THE TASKS:
- a) In the coffee article, what is the Third Wave Coffee Generation said to be all about?
- b) According to the coffee article, what different things can coffee drinking be for different people? List them all.

SOURCE EXTRACT:
January 24th, 2017
Have you found yourself reading coffee labels or coffee menus and thinking “Really this will taste of bluberries or maybe caramels or even nuts? and what you really want is a cup of coffee that tastes of …..um, well… coffee!
Are you influenced by this description, maybe put off, or do you rush home to make a brew with anticipation, only to be left disappointed and feel like reporting them for trade descriptions!
Is it a case of The Emperors New Clothes or is all the coffee geekery justified? Read on as I’m hoping to make the business of flavours make a bit more sense.
Our coffee drinking habits vary, for some it’s a ritual, a ‘fix’ before functioning, for others it’s a social activity where the focus of attention is on the ‘Chit Chat’ and not necessarily what’s in the cup!! However times are changing, The Third Wave Coffee Generation is all about appreciation, noticing what you are drinking and it’s origins. As individuals become more knowledgeable and discerning as will the opportunity to choose your beans and brew methods.

MATERIAL SUPPLIED:
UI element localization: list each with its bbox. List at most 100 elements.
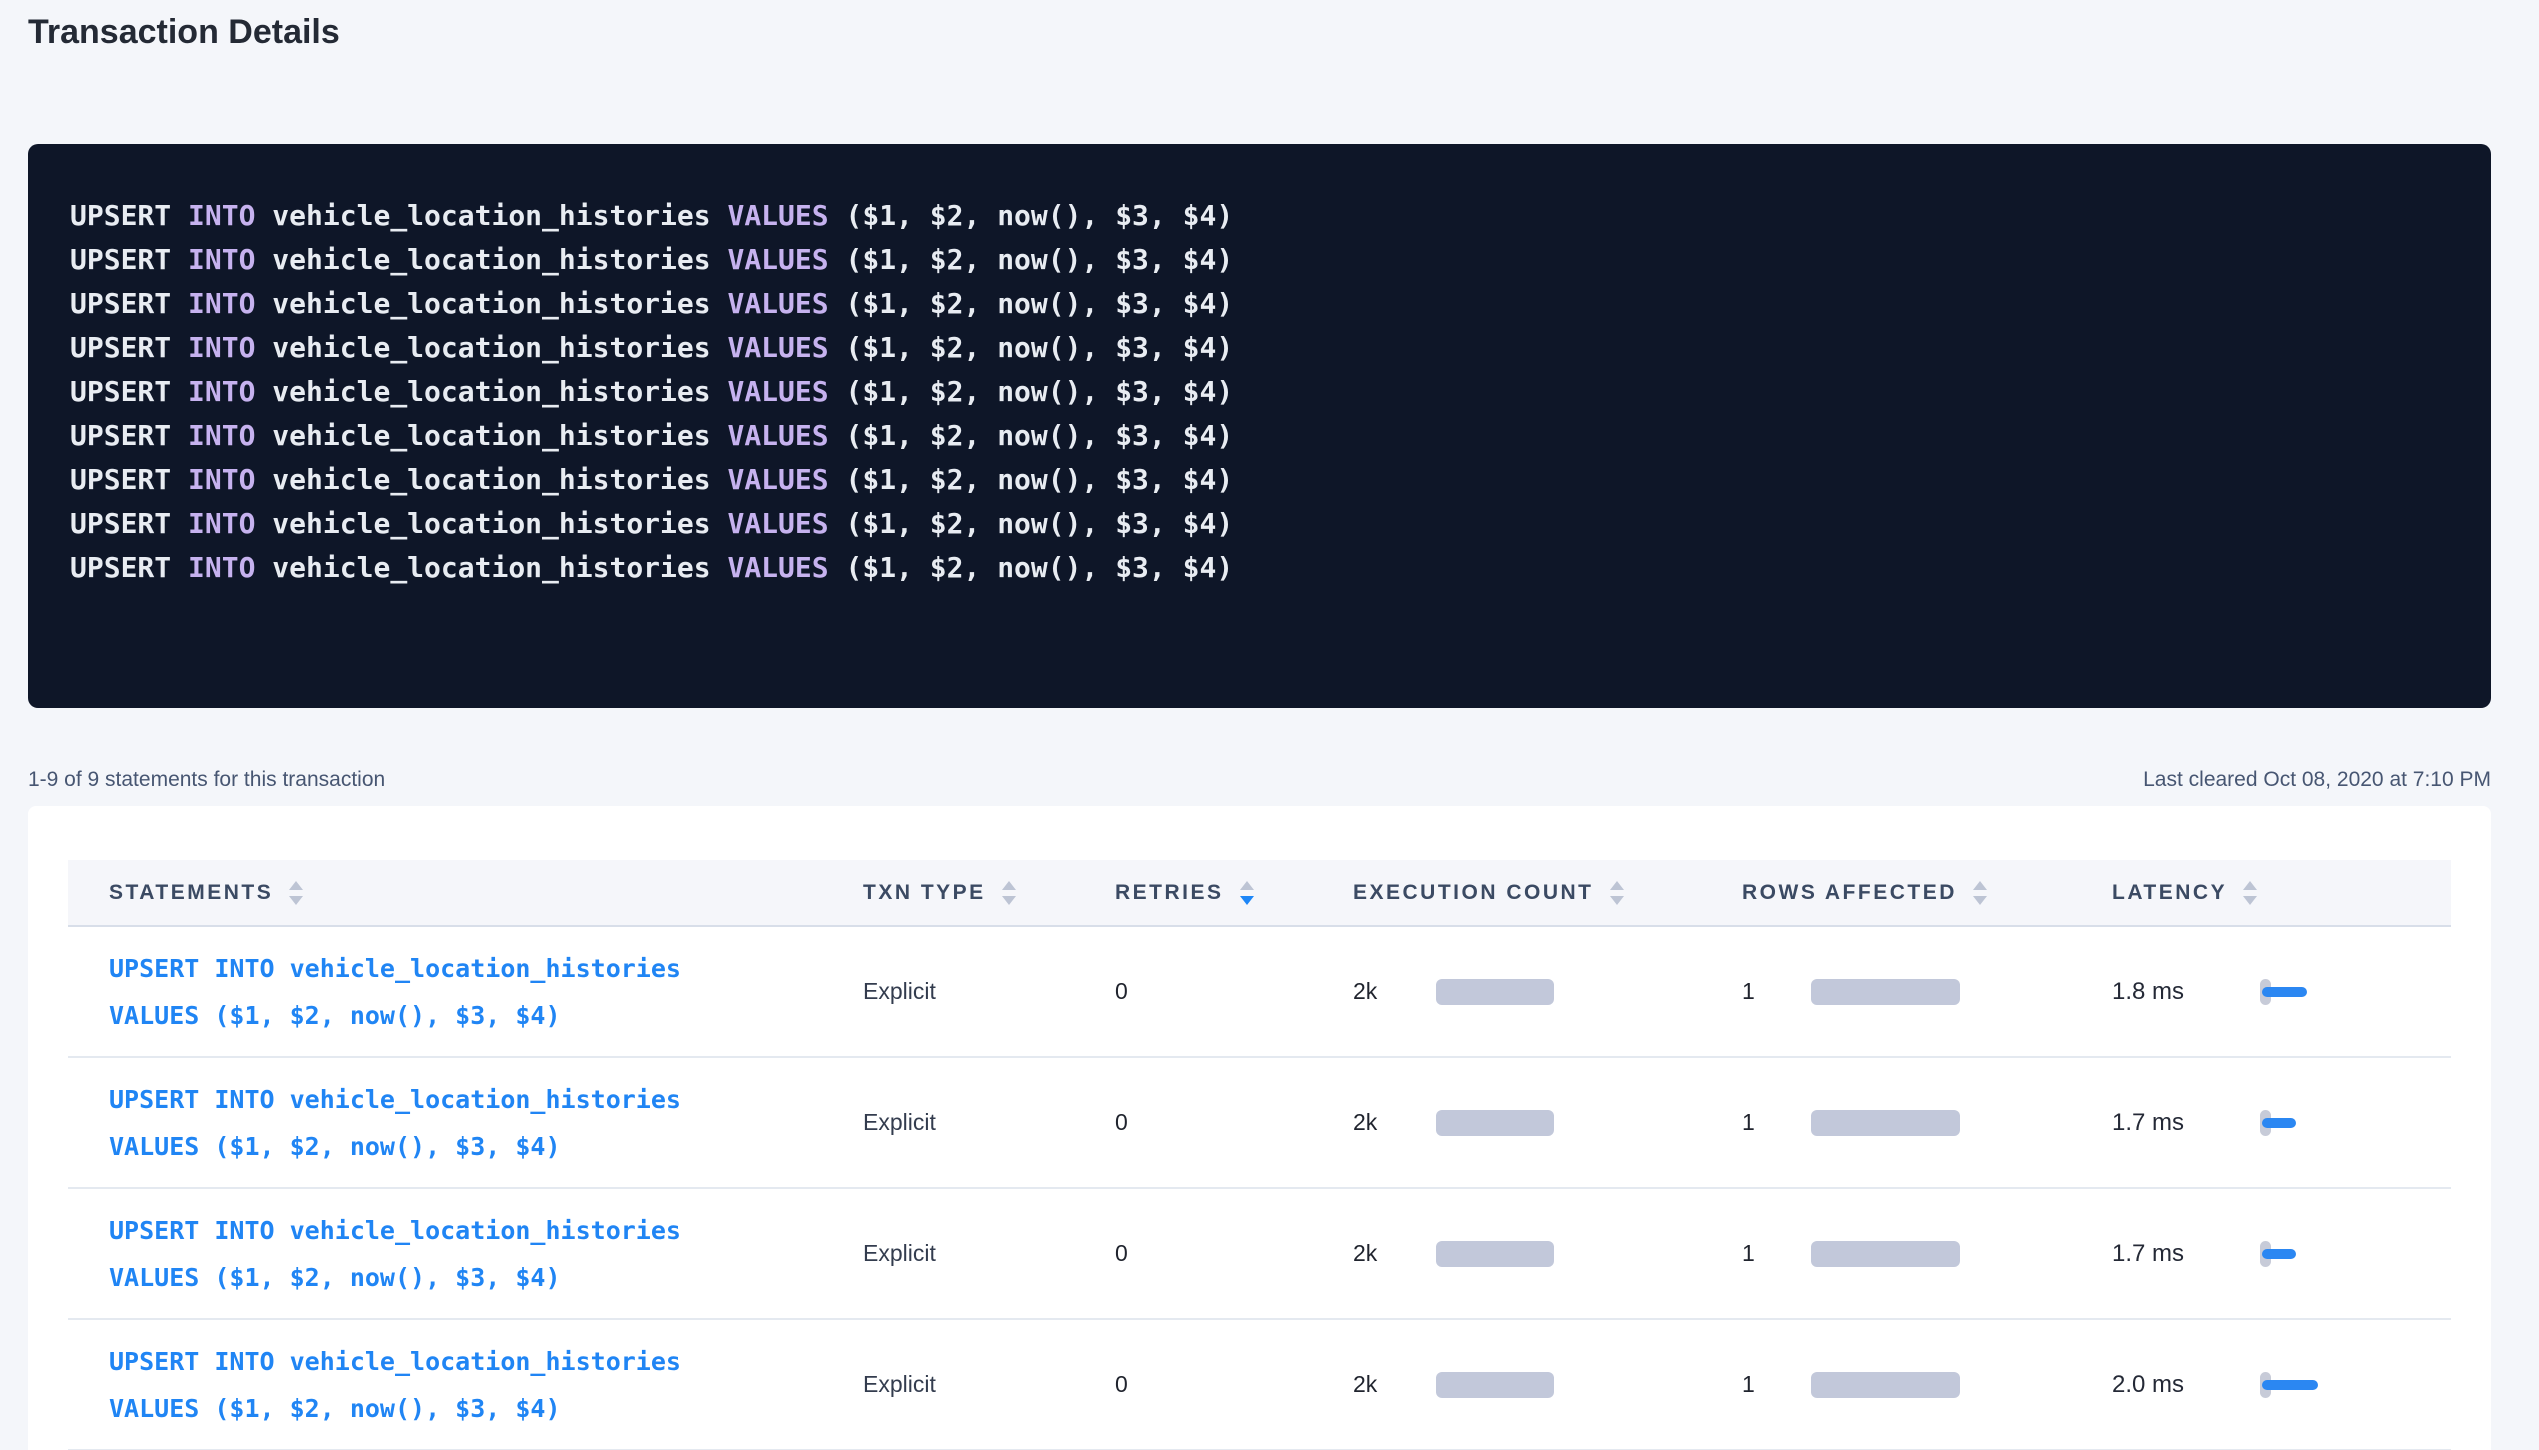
rows-affected-cell: 1 [1742, 1109, 2112, 1136]
rows-affected-value: 1 [1742, 978, 1811, 1005]
sql-keyword: VALUES [727, 199, 828, 232]
statement-link[interactable]: UPSERT INTO vehicle_location_historiesVA… [109, 1338, 681, 1432]
sql-text: vehicle_location_histories [255, 331, 727, 364]
sql-statement-line: UPSERT INTO vehicle_location_histories V… [70, 502, 2451, 546]
rows-affected-cell: 1 [1742, 1240, 2112, 1267]
column-header-label: LATENCY [2112, 881, 2227, 905]
latency-cell: 1.7 ms [2112, 1240, 2451, 1268]
sql-keyword: INTO [188, 331, 255, 364]
latency-bar-chart [2260, 1241, 2400, 1267]
sql-keyword: VALUES [727, 287, 828, 320]
sort-desc-icon [1240, 896, 1254, 905]
latency-bar-chart [2260, 1110, 2400, 1136]
txn-type-value: Explicit [863, 978, 936, 1005]
sql-text: ($1, $2, now(), $3, $4) [829, 551, 1234, 584]
table-body: UPSERT INTO vehicle_location_histories VA… [68, 927, 2451, 1450]
sql-text: vehicle_location_histories [255, 419, 727, 452]
rows-affected-bar [1811, 1110, 1960, 1136]
statement-cell: UPSERT INTO vehicle_location_historiesVA… [68, 1207, 863, 1301]
sort-asc-icon [1002, 881, 1016, 890]
sql-text: UPSERT [70, 551, 188, 584]
execution-count-cell: 2k [1353, 1109, 1742, 1136]
sort-arrows[interactable] [2243, 881, 2257, 905]
sql-text: vehicle_location_histories [255, 199, 727, 232]
latency-value: 2.0 ms [2112, 1371, 2260, 1399]
sql-text: ($1, $2, now(), $3, $4) [829, 419, 1234, 452]
statements-table-card: STATEMENTS TXN TYPERETRIESEXECUTION COUNT… [28, 806, 2491, 1450]
statement-line-2: VALUES ($1, $2, now(), $3, $4) [109, 992, 681, 1039]
column-header-statements[interactable]: STATEMENTS [68, 881, 863, 905]
column-header-txn-type[interactable]: TXN TYPE [863, 881, 1115, 905]
sort-arrows[interactable] [289, 881, 303, 905]
column-header-execution-count[interactable]: EXECUTION COUNT [1353, 881, 1742, 905]
statement-line-2: VALUES ($1, $2, now(), $3, $4) [109, 1254, 681, 1301]
txn-type-cell: Explicit [863, 1371, 1115, 1398]
latency-cell: 2.0 ms [2112, 1371, 2451, 1399]
statements-summary-bar: 1-9 of 9 statements for this transaction… [28, 768, 2491, 792]
sql-statement-line: UPSERT INTO vehicle_location_histories V… [70, 414, 2451, 458]
sql-keyword: VALUES [727, 507, 828, 540]
column-header-rows-affected[interactable]: ROWS AFFECTED [1742, 881, 2112, 905]
sort-arrows[interactable] [1610, 881, 1624, 905]
transaction-details-page: Transaction Details UPSERT INTO vehicle_… [0, 0, 2539, 1450]
table-row: UPSERT INTO vehicle_location_historiesVA… [68, 1058, 2451, 1189]
rows-affected-value: 1 [1742, 1371, 1811, 1398]
sort-asc-icon [1610, 881, 1624, 890]
table-row: UPSERT INTO vehicle_location_historiesVA… [68, 1320, 2451, 1450]
retries-cell: 0 [1115, 1240, 1353, 1267]
sql-keyword: INTO [188, 375, 255, 408]
sql-keyword: INTO [188, 199, 255, 232]
sort-desc-icon [1973, 896, 1987, 905]
sql-statement-line: UPSERT INTO vehicle_location_histories V… [70, 370, 2451, 414]
rows-affected-cell: 1 [1742, 978, 2112, 1005]
sql-text: UPSERT [70, 375, 188, 408]
rows-affected-bar [1811, 1241, 1960, 1267]
sql-keyword: VALUES [727, 419, 828, 452]
statements-range-text: 1-9 of 9 statements for this transaction [28, 768, 385, 792]
last-cleared-text: Last cleared Oct 08, 2020 at 7:10 PM [2143, 768, 2491, 792]
execution-count-bar [1436, 1241, 1554, 1267]
sql-text: UPSERT [70, 199, 188, 232]
execution-count-value: 2k [1353, 1371, 1436, 1398]
table-row: UPSERT INTO vehicle_location_historiesVA… [68, 1189, 2451, 1320]
sort-arrows[interactable] [1973, 881, 1987, 905]
table-row: UPSERT INTO vehicle_location_historiesVA… [68, 927, 2451, 1058]
sql-text: vehicle_location_histories [255, 243, 727, 276]
sort-arrows[interactable] [1240, 881, 1254, 905]
execution-count-value: 2k [1353, 1109, 1436, 1136]
execution-count-bar [1436, 979, 1554, 1005]
execution-count-bar [1436, 1110, 1554, 1136]
sql-text: ($1, $2, now(), $3, $4) [829, 287, 1234, 320]
latency-bar [2262, 1118, 2296, 1128]
statement-link[interactable]: UPSERT INTO vehicle_location_historiesVA… [109, 1076, 681, 1170]
statement-cell: UPSERT INTO vehicle_location_historiesVA… [68, 945, 863, 1039]
sql-text: UPSERT [70, 243, 188, 276]
execution-count-bar [1436, 1372, 1554, 1398]
latency-bar [2262, 987, 2307, 997]
retries-cell: 0 [1115, 1371, 1353, 1398]
sql-keyword: INTO [188, 463, 255, 496]
column-header-label: ROWS AFFECTED [1742, 881, 1957, 905]
sql-keyword: VALUES [727, 551, 828, 584]
sql-text: vehicle_location_histories [255, 375, 727, 408]
sql-keyword: INTO [188, 507, 255, 540]
sort-arrows[interactable] [1002, 881, 1016, 905]
statement-line-1: UPSERT INTO vehicle_location_histories [109, 1338, 681, 1385]
retries-value: 0 [1115, 1240, 1128, 1267]
column-header-label: STATEMENTS [109, 881, 273, 905]
retries-value: 0 [1115, 1109, 1128, 1136]
statement-link[interactable]: UPSERT INTO vehicle_location_historiesVA… [109, 945, 681, 1039]
sql-text: UPSERT [70, 507, 188, 540]
latency-value: 1.7 ms [2112, 1109, 2260, 1137]
sql-text: vehicle_location_histories [255, 287, 727, 320]
sort-asc-icon [289, 881, 303, 890]
sort-asc-icon [1973, 881, 1987, 890]
column-header-latency[interactable]: LATENCY [2112, 881, 2451, 905]
statement-link[interactable]: UPSERT INTO vehicle_location_historiesVA… [109, 1207, 681, 1301]
column-header-retries[interactable]: RETRIES [1115, 881, 1353, 905]
sort-desc-icon [1002, 896, 1016, 905]
latency-bar-chart [2260, 1372, 2400, 1398]
table-header-row: STATEMENTS TXN TYPERETRIESEXECUTION COUNT… [68, 860, 2451, 927]
sql-text: UPSERT [70, 463, 188, 496]
sort-desc-icon [2243, 896, 2257, 905]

SOLUTIONS TO THE TASKS:
- a) Appreciation, noticing what you are drinking and its origins.

- b) A ritual, a "fix" before functioning, and a social activity where the focus is on the chit-chat rather than what's in the cup.